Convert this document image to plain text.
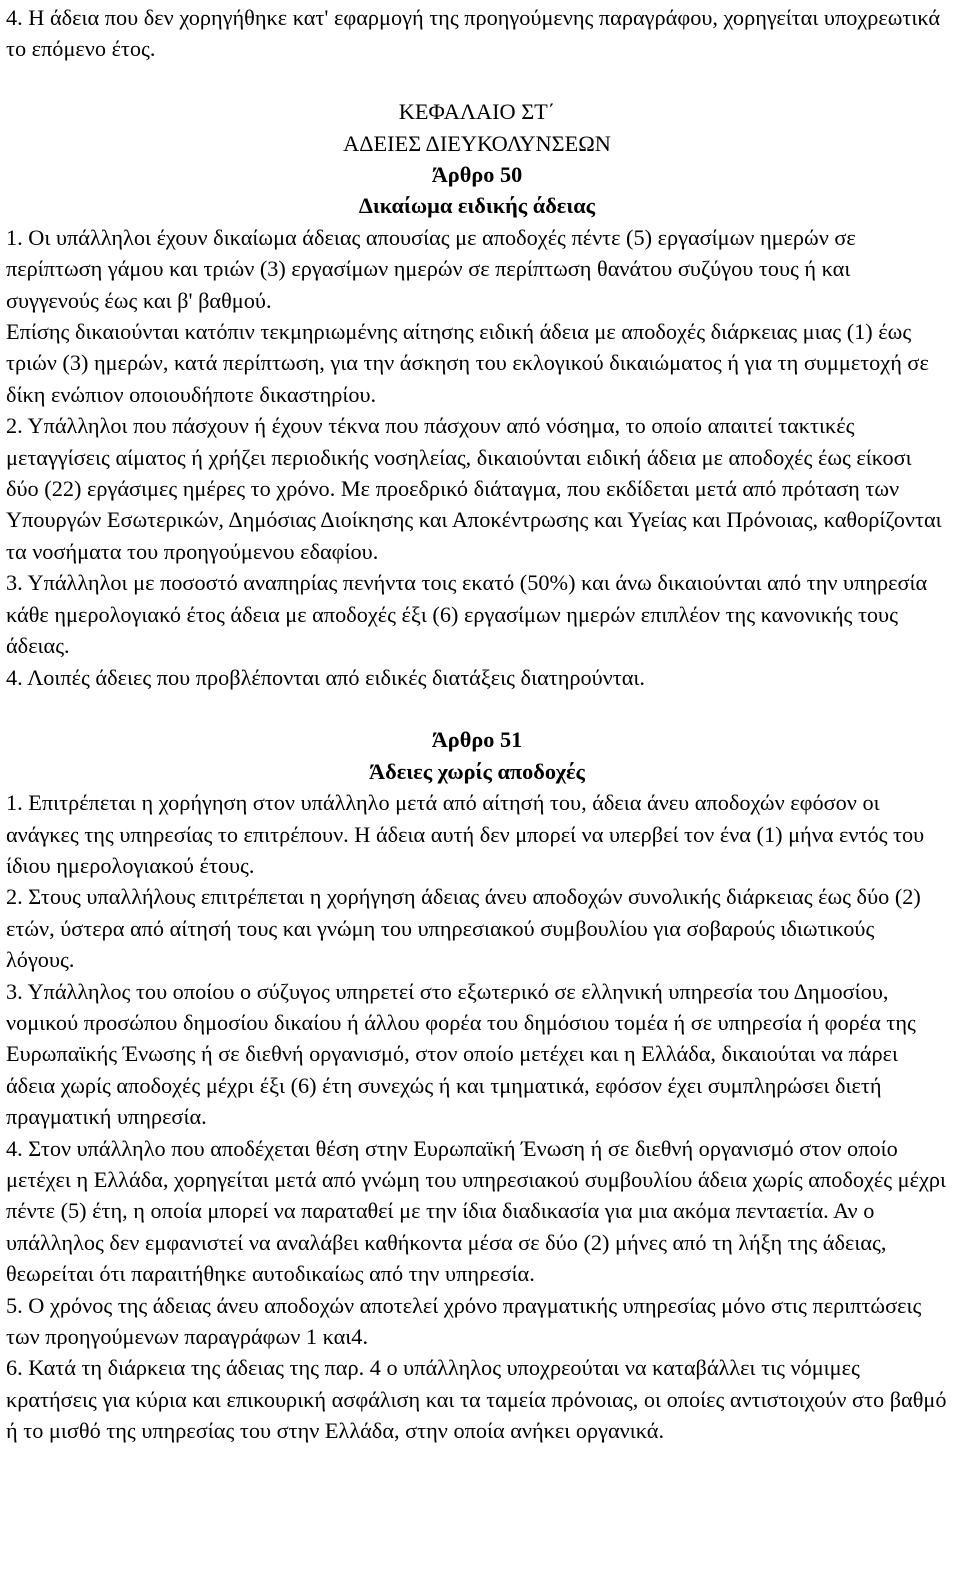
4. Η άδεια που δεν χορηγήθηκε κατ' εφαρμογή της προηγούμενης παραγράφου, χορηγείται υποχρεωτικά το επόμενο έτος.

ΚΕΦΑΛΑΙΟ ΣΤ΄

ΑΔΕΙΕΣ ΔΙΕΥΚΟΛΥΝΣΕΩΝ

Άρθρο 50

Δικαίωμα ειδικής άδειας

1. Οι υπάλληλοι έχουν δικαίωμα άδειας απουσίας με αποδοχές πέντε (5) εργασίμων ημερών σε περίπτωση γάμου και τριών (3) εργασίμων ημερών σε περίπτωση θανάτου συζύγου τους ή και συγγενούς έως και β' βαθμού.

Επίσης δικαιούνται κατόπιν τεκμηριωμένης αίτησης ειδική άδεια με αποδοχές διάρκειας μιας (1) έως τριών (3) ημερών, κατά περίπτωση, για την άσκηση του εκλογικού δικαιώματος ή για τη συμμετοχή σε δίκη ενώπιον οποιουδήποτε δικαστηρίου.

2. Υπάλληλοι που πάσχουν ή έχουν τέκνα που πάσχουν από νόσημα, το οποίο απαιτεί τακτικές μεταγγίσεις αίματος ή χρήζει περιοδικής νοσηλείας, δικαιούνται ειδική άδεια με αποδοχές έως είκοσι δύο (22) εργάσιμες ημέρες το χρόνο. Με προεδρικό διάταγμα, που εκδίδεται μετά από πρόταση των Υπουργών Εσωτερικών, Δημόσιας Διοίκησης και Αποκέντρωσης και Υγείας και Πρόνοιας, καθορίζονται τα νοσήματα του προηγούμενου εδαφίου.

3. Υπάλληλοι με ποσοστό αναπηρίας πενήντα τοις εκατό (50%) και άνω δικαιούνται από την υπηρεσία κάθε ημερολογιακό έτος άδεια με αποδοχές έξι (6) εργασίμων ημερών επιπλέον της κανονικής τους άδειας.

4. Λοιπές άδειες που προβλέπονται από ειδικές διατάξεις διατηρούνται.

Άρθρο 51

Άδειες χωρίς αποδοχές

1. Επιτρέπεται η χορήγηση στον υπάλληλο μετά από αίτησή του, άδεια άνευ αποδοχών εφόσον οι ανάγκες της υπηρεσίας το επιτρέπουν. Η άδεια αυτή δεν μπορεί να υπερβεί τον ένα (1) μήνα εντός του ίδιου ημερολογιακού έτους.

2. Στους υπαλλήλους επιτρέπεται η χορήγηση άδειας άνευ αποδοχών συνολικής διάρκειας έως δύο (2) ετών, ύστερα από αίτησή τους και γνώμη του υπηρεσιακού συμβουλίου για σοβαρούς ιδιωτικούς λόγους.

3. Υπάλληλος του οποίου ο σύζυγος υπηρετεί στο εξωτερικό σε ελληνική υπηρεσία του Δημοσίου, νομικού προσώπου δημοσίου δικαίου ή άλλου φορέα του δημόσιου τομέα ή σε υπηρεσία ή φορέα της Ευρωπαϊκής Ένωσης ή σε διεθνή οργανισμό, στον οποίο μετέχει και η Ελλάδα, δικαιούται να πάρει άδεια χωρίς αποδοχές μέχρι έξι (6) έτη συνεχώς ή και τμηματικά, εφόσον έχει συμπληρώσει διετή πραγματική υπηρεσία.

4. Στον υπάλληλο που αποδέχεται θέση στην Ευρωπαϊκή Ένωση ή σε διεθνή οργανισμό στον οποίο μετέχει η Ελλάδα, χορηγείται μετά από γνώμη του υπηρεσιακού συμβουλίου άδεια χωρίς αποδοχές μέχρι πέντε (5) έτη, η οποία μπορεί να παραταθεί με την ίδια διαδικασία για μια ακόμα πενταετία. Αν ο υπάλληλος δεν εμφανιστεί να αναλάβει καθήκοντα μέσα σε δύο (2) μήνες από τη λήξη της άδειας, θεωρείται ότι παραιτήθηκε αυτοδικαίως από την υπηρεσία.

5. Ο χρόνος της άδειας άνευ αποδοχών αποτελεί χρόνο πραγματικής υπηρεσίας μόνο στις περιπτώσεις των προηγούμενων παραγράφων 1 και4.

6. Κατά τη διάρκεια της άδειας της παρ. 4 ο υπάλληλος υποχρεούται να καταβάλλει τις νόμιμες κρατήσεις για κύρια και επικουρική ασφάλιση και τα ταμεία πρόνοιας, οι οποίες αντιστοιχούν στο βαθμό ή το μισθό της υπηρεσίας του στην Ελλάδα, στην οποία ανήκει οργανικά.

**YOUR TASK**
Give the number of lines in the material above that have the word "μπορεί" in them, and nothing more.

**THE OUTPUT**
2